-- START OF Dataset --
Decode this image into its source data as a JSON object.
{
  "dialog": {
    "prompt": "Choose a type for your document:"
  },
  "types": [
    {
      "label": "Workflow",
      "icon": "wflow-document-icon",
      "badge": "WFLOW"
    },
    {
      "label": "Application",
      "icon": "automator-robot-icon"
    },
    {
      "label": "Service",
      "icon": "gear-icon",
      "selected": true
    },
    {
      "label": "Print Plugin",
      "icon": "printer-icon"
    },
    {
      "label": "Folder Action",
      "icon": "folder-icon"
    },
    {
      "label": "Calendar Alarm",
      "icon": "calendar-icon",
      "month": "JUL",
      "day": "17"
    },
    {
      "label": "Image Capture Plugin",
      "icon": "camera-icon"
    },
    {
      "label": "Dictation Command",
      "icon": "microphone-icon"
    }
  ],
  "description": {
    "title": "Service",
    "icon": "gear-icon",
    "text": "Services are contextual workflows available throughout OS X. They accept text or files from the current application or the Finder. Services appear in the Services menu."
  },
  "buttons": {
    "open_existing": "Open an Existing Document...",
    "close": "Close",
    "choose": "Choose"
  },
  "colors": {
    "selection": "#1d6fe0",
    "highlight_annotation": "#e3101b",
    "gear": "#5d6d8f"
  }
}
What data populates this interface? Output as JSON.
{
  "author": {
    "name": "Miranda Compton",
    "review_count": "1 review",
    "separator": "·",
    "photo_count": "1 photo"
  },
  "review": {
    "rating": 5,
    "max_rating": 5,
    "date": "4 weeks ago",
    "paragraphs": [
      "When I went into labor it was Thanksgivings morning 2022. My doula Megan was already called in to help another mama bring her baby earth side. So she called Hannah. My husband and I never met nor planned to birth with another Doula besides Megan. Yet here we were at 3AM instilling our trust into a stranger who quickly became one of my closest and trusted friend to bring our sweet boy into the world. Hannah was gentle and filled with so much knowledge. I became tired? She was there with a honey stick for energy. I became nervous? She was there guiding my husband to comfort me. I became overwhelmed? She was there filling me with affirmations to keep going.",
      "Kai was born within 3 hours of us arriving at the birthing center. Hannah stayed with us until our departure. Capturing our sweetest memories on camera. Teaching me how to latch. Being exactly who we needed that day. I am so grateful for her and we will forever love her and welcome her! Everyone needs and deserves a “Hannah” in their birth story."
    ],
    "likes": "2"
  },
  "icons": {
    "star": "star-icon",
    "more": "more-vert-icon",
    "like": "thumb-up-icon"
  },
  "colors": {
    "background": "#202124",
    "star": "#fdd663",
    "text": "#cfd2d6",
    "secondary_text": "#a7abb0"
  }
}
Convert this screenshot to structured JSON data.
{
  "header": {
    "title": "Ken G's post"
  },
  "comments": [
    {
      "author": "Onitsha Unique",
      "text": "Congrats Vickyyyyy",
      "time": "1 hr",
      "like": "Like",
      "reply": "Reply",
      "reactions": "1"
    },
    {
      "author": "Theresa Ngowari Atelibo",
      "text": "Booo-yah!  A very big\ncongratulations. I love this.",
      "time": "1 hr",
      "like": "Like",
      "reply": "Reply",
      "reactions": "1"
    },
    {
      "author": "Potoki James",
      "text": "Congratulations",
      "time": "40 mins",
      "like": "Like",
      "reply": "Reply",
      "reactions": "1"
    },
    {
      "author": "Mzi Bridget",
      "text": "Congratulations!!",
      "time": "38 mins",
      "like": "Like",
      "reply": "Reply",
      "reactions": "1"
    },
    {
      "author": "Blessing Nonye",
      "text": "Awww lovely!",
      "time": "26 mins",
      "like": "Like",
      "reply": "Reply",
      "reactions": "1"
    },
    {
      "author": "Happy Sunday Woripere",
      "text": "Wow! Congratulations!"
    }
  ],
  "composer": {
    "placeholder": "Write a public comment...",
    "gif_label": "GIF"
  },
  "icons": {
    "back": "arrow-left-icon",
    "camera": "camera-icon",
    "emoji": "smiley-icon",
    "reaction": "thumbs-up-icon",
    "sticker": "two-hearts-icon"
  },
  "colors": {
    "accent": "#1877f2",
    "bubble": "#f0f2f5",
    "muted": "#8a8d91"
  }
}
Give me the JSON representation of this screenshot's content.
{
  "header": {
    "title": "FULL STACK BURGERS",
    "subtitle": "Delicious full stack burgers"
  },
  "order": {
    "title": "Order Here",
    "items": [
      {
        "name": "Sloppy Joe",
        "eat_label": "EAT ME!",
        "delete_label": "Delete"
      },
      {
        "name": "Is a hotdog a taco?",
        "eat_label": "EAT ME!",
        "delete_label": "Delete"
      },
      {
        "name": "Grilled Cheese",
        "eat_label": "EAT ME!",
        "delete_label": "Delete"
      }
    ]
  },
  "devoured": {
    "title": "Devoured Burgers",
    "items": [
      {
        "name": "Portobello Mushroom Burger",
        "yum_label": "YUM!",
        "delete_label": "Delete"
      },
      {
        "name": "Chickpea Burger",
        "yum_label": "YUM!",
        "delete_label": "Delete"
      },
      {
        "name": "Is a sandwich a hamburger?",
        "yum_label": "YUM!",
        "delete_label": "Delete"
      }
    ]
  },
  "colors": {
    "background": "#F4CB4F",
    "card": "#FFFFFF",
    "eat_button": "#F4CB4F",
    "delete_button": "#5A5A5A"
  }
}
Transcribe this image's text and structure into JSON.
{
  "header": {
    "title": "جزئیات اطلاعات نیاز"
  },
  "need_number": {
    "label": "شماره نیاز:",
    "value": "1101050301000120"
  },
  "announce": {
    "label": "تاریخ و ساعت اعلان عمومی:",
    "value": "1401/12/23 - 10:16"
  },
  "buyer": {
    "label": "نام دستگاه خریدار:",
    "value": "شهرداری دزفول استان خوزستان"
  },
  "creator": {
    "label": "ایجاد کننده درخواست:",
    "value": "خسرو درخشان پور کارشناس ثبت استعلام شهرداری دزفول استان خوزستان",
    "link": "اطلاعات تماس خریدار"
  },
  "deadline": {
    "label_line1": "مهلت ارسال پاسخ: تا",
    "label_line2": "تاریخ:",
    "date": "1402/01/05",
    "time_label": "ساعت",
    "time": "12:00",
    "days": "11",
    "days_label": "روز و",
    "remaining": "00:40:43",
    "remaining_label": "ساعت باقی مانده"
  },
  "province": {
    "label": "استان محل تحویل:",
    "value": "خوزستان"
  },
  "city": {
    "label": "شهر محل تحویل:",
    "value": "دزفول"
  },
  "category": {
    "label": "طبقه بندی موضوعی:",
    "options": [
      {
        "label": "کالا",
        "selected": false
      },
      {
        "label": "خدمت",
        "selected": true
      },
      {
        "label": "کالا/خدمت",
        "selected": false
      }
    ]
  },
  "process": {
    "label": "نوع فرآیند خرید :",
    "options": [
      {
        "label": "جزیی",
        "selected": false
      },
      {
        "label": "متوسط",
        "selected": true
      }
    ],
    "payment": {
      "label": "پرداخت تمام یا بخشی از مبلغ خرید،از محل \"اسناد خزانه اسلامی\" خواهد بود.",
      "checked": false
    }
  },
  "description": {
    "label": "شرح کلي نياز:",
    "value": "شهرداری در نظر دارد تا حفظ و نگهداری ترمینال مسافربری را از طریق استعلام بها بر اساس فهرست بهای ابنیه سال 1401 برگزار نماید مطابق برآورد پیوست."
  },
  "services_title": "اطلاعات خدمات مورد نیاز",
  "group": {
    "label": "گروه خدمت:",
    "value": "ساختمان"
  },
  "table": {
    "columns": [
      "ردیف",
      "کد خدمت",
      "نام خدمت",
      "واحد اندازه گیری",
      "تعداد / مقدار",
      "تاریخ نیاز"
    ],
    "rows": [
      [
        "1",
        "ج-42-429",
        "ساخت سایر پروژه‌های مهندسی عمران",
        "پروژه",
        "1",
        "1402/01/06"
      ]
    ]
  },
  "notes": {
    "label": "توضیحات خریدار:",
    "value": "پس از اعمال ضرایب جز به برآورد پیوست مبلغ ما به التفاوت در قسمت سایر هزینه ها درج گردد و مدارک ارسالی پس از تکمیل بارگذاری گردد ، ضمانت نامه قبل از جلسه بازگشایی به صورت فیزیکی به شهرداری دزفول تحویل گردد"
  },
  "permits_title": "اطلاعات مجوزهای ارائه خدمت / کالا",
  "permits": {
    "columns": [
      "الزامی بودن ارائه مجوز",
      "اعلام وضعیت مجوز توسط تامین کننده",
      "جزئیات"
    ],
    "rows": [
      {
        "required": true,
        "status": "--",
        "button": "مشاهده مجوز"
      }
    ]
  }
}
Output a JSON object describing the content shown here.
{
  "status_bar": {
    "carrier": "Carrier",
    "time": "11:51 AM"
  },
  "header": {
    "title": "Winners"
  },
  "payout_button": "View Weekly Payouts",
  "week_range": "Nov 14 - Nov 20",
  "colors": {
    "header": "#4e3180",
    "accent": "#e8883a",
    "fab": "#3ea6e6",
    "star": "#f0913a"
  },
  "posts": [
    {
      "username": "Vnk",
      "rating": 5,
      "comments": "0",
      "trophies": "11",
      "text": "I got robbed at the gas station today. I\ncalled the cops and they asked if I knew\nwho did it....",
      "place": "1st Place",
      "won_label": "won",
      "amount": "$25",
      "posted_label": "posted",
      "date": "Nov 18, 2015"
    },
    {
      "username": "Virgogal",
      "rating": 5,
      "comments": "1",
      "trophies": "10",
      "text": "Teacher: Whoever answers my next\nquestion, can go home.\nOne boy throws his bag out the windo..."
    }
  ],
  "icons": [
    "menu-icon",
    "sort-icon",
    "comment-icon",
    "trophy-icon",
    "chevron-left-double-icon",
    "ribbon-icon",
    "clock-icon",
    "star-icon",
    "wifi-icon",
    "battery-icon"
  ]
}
-- END OF Dataset --
→ What is asked
Copy every line from the entries that contains the word "سایر".

→ Reply to the exercise
        "ساخت سایر پروژه‌های مهندسی عمران",
    "value": "پس از اعمال ضرایب جز به برآورد پیوست مبلغ ما به التفاوت در قسمت سایر هزینه ها درج گردد و مدارک ارسالی پس از تکمیل بارگذاری گردد ، ضمانت نامه قبل از جلسه بازگشایی به صورت فیزیکی به شهرداری دزفول تحویل گردد"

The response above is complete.